- [Records contained in a dataset]
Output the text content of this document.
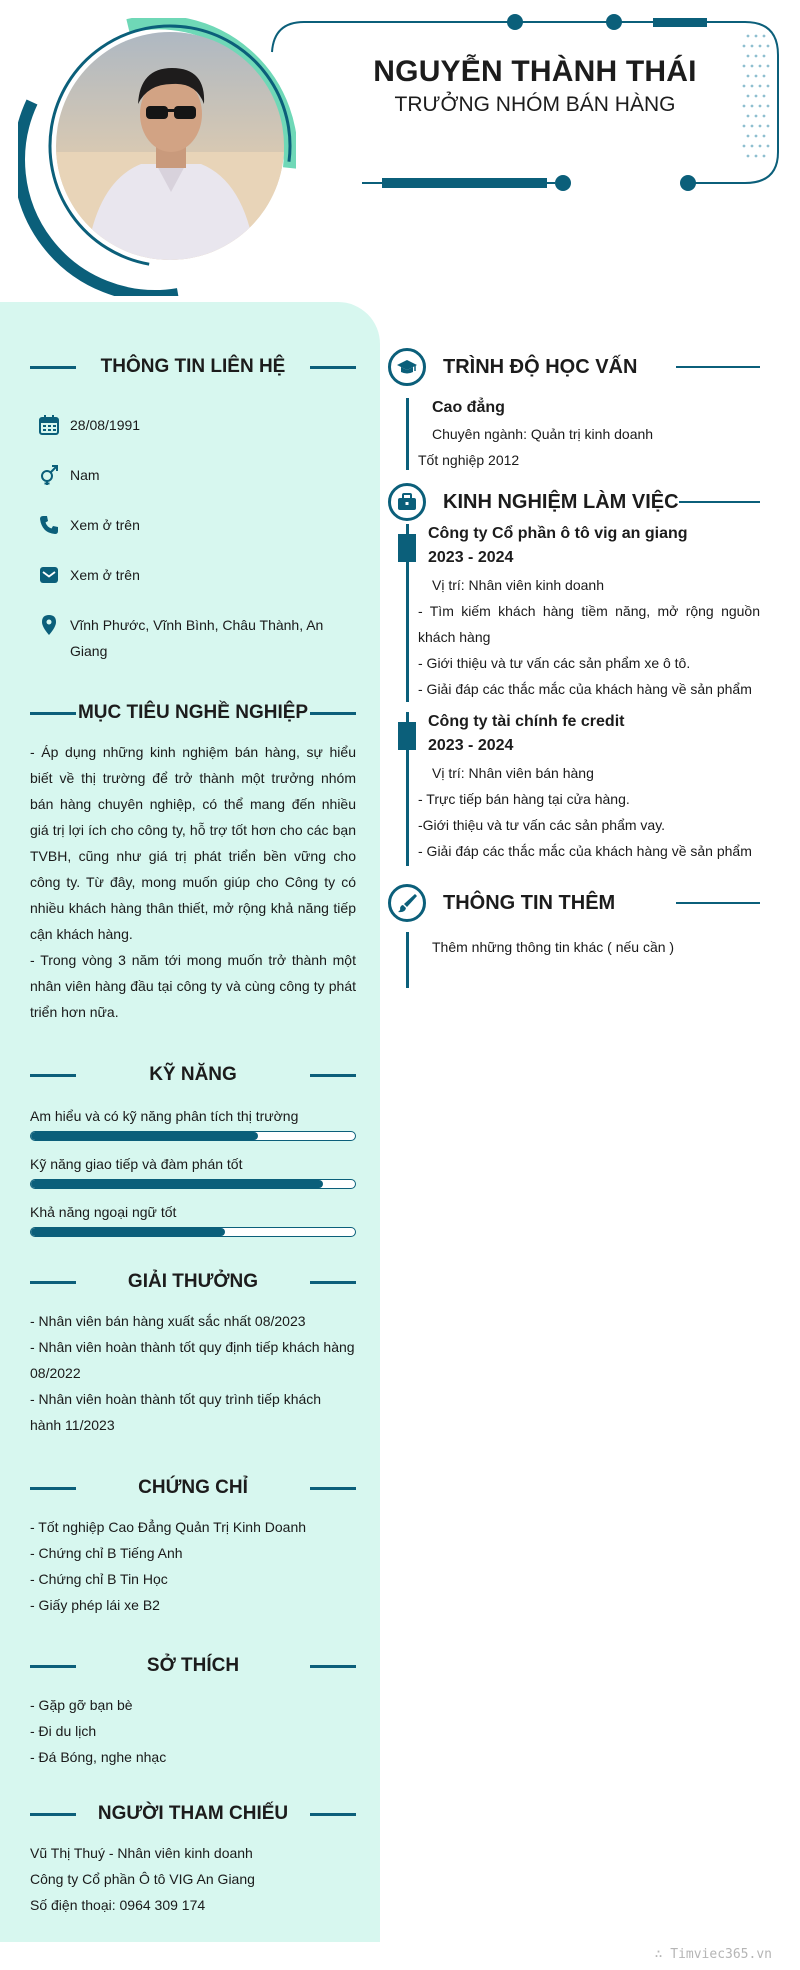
NGUYỄN THÀNH THÁI
TRƯỞNG NHÓM BÁN HÀNG
THÔNG TIN LIÊN HỆ
28/08/1991
Nam
Xem ở trên
Xem ở trên
Vĩnh Phước, Vĩnh Bình, Châu Thành, An Giang
MỤC TIÊU NGHỀ NGHIỆP
- Áp dụng những kinh nghiệm bán hàng, sự hiểu biết về thị trường để trở thành một trưởng nhóm bán hàng chuyên nghiệp, có thể mang đến nhiều giá trị lợi ích cho công ty, hỗ trợ tốt hơn cho các bạn TVBH, cũng như giá trị phát triển bền vững cho công ty. Từ đây, mong muốn giúp cho Công ty có nhiều khách hàng thân thiết, mở rộng khả năng tiếp cận khách hàng.
- Trong vòng 3 năm tới mong muốn trở thành một nhân viên hàng đầu tại công ty và cùng công ty phát triển hơn nữa.
KỸ NĂNG
Am hiểu và có kỹ năng phân tích thị trường
Kỹ năng giao tiếp và đàm phán tốt
Khả năng ngoại ngữ tốt
GIẢI THƯỞNG
- Nhân viên bán hàng xuất sắc nhất 08/2023
- Nhân viên hoàn thành tốt quy định tiếp khách hàng 08/2022
- Nhân viên hoàn thành tốt quy trình tiếp khách hành 11/2023
CHỨNG CHỈ
- Tốt nghiệp Cao Đẳng Quản Trị Kinh Doanh
- Chứng chỉ B Tiếng Anh
- Chứng chỉ B Tin Học
- Giấy phép lái xe B2
SỞ THÍCH
- Gặp gỡ bạn bè
- Đi du lịch
- Đá Bóng, nghe nhạc
NGƯỜI THAM CHIẾU
Vũ Thị Thuý - Nhân viên kinh doanh
Công ty Cổ phần Ô tô VIG An Giang
Số điện thoại: 0964 309 174
TRÌNH ĐỘ HỌC VẤN
Cao đẳng
Chuyên ngành: Quản trị kinh doanh
Tốt nghiệp 2012
KINH NGHIỆM LÀM VIỆC
Công ty Cổ phần ô tô vig an giang
2023 - 2024
Vị trí: Nhân viên kinh doanh
- Tìm kiếm khách hàng tiềm năng, mở rộng nguồn khách hàng
- Giới thiệu và tư vấn các sản phẩm xe ô tô.
- Giải đáp các thắc mắc của khách hàng về sản phẩm
Công ty tài chính fe credit
2023 - 2024
Vị trí: Nhân viên bán hàng
- Trực tiếp bán hàng tại cửa hàng.
-Giới thiệu và tư vấn các sản phẩm vay.
- Giải đáp các thắc mắc của khách hàng về sản phẩm
THÔNG TIN THÊM
Thêm những thông tin khác ( nếu cần )
∴ Timviec365.vn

- [DIRECTIVE] Copy out every line of the data that includes the word "những".

- [TASK ANSWER]
- Áp dụng những kinh nghiệm bán hàng, sự hiểu biết về thị trường để trở thành một trưởng nhóm bán hàng chuyên nghiệp, có thể mang đến nhiều giá trị lợi ích cho công ty, hỗ trợ tốt hơn cho các bạn TVBH, cũng như giá trị phát triển bền vững cho công ty. Từ đây, mong muốn giúp cho Công ty có nhiều khách hàng thân thiết, mở rộng khả năng tiếp cận khách hàng.
Thêm những thông tin khác ( nếu cần )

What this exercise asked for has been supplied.